Dataset items
★ ★ ★ ★

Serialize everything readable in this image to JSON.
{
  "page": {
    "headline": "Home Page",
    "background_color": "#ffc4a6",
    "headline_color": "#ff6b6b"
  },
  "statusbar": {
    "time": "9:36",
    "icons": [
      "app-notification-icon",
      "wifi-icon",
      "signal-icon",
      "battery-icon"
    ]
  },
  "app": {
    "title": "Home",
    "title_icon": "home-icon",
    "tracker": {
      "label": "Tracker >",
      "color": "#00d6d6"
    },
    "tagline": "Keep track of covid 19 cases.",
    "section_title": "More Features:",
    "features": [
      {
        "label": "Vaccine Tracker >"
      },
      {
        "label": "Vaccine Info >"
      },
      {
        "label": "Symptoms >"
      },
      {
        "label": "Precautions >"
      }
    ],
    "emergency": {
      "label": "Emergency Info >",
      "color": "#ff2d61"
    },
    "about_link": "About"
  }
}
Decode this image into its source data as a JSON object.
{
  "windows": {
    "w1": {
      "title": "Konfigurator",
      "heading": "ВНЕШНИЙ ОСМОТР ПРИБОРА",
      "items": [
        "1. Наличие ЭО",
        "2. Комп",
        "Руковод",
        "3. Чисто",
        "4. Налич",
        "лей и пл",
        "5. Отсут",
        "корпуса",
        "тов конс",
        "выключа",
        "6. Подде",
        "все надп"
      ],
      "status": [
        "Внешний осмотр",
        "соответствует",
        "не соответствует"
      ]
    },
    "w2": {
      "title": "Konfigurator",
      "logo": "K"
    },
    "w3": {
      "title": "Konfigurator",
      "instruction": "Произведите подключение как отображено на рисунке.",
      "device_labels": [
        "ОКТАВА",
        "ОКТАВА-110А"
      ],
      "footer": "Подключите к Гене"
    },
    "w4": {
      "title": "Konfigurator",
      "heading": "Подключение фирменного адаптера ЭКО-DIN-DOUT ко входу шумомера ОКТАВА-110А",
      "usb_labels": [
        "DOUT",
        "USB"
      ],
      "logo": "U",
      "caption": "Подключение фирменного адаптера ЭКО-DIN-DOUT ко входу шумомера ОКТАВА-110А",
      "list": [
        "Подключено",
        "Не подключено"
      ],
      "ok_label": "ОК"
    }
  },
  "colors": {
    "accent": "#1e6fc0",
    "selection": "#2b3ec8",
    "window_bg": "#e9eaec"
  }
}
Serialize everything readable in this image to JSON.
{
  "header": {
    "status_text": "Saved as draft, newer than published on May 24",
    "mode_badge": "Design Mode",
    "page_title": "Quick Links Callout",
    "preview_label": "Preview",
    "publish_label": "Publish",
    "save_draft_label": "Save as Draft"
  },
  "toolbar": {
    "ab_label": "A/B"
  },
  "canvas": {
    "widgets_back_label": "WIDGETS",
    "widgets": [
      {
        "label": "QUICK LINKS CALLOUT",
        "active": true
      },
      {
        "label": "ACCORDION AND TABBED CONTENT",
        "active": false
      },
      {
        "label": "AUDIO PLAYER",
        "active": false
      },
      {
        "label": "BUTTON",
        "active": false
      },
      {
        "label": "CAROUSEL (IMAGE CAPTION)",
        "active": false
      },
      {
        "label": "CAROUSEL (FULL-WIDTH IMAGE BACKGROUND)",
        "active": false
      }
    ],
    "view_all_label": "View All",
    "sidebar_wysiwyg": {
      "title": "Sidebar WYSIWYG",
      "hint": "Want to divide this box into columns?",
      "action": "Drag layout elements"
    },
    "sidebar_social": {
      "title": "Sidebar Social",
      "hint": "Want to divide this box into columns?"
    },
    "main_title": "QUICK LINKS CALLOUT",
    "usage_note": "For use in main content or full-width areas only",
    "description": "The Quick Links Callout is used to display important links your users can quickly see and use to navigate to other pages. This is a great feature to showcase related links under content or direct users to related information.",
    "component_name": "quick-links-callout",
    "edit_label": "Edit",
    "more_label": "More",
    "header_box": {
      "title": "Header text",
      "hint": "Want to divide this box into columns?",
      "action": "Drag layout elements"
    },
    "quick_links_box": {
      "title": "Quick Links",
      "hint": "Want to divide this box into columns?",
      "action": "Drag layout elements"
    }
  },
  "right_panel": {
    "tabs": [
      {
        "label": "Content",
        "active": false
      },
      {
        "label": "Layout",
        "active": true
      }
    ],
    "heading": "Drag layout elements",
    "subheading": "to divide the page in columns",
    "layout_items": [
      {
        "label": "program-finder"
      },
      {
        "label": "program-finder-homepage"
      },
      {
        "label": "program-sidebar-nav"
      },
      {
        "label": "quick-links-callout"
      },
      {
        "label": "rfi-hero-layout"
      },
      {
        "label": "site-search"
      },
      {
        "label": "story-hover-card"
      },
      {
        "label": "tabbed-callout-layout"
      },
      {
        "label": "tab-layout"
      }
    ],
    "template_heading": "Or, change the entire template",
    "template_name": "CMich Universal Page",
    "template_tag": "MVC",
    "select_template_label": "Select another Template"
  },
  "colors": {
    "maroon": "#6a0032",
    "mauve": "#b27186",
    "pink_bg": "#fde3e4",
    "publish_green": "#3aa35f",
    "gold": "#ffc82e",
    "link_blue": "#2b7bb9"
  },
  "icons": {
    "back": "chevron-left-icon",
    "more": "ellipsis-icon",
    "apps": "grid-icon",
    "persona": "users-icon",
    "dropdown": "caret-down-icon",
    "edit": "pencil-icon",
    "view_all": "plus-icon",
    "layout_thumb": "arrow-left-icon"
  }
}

★ ★ ★ ★

What the task asks: Copy all lines from the listing that contain "program".

Completed task:
        "label": "program-finder"
        "label": "program-finder-homepage"
        "label": "program-sidebar-nav"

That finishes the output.